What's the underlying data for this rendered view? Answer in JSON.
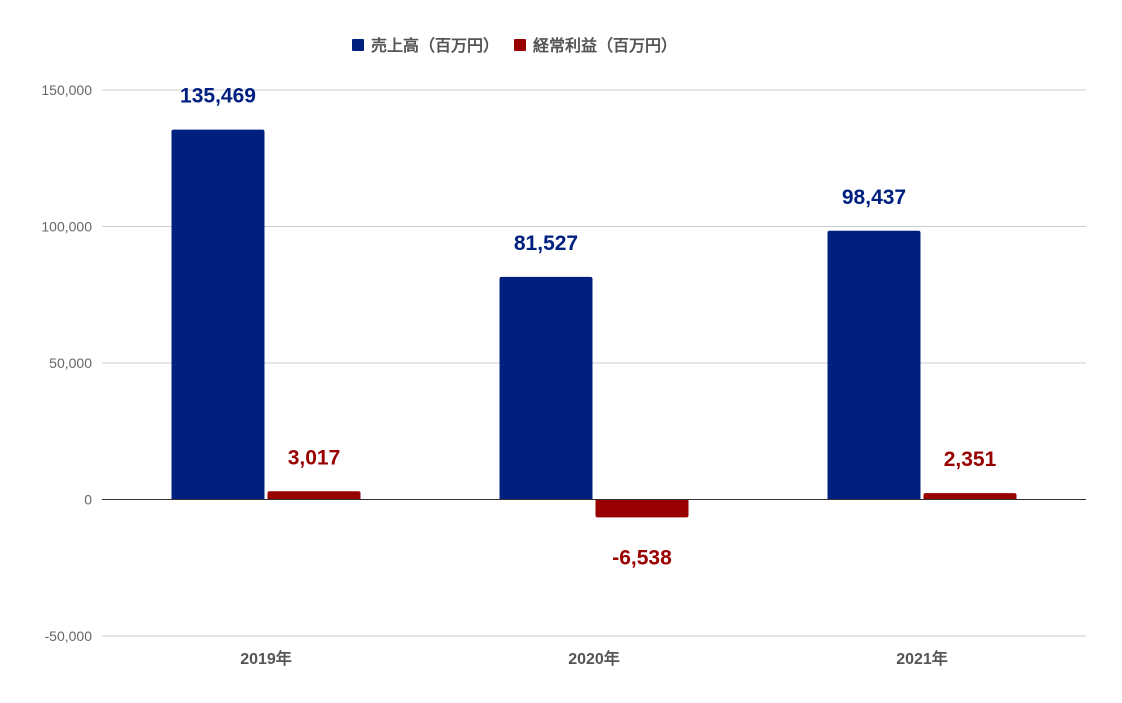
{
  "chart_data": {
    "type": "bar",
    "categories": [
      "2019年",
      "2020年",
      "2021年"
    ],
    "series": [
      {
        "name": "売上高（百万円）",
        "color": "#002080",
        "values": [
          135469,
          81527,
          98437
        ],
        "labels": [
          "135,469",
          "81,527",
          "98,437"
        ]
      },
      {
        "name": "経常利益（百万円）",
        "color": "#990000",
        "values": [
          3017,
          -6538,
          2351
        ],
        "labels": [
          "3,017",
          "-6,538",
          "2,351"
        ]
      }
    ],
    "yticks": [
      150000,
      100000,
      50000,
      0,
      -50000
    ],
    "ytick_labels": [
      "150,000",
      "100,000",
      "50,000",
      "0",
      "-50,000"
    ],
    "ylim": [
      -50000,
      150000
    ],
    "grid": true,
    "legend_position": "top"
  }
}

◇ ◇ ◇ ◇ ◇ ◇ ◇

**Short task:** Write the material out again exactly as it appears, dropping the pictures.

**Task response:**
What's the underlying data for this rendered view? Answer in JSON.
{
  "chart_data": {
    "type": "bar",
    "categories": [
      "2019年",
      "2020年",
      "2021年"
    ],
    "series": [
      {
        "name": "売上高（百万円）",
        "color": "#002080",
        "values": [
          135469,
          81527,
          98437
        ],
        "labels": [
          "135,469",
          "81,527",
          "98,437"
        ]
      },
      {
        "name": "経常利益（百万円）",
        "color": "#990000",
        "values": [
          3017,
          -6538,
          2351
        ],
        "labels": [
          "3,017",
          "-6,538",
          "2,351"
        ]
      }
    ],
    "yticks": [
      150000,
      100000,
      50000,
      0,
      -50000
    ],
    "ytick_labels": [
      "150,000",
      "100,000",
      "50,000",
      "0",
      "-50,000"
    ],
    "ylim": [
      -50000,
      150000
    ],
    "grid": true,
    "legend_position": "top"
  }
}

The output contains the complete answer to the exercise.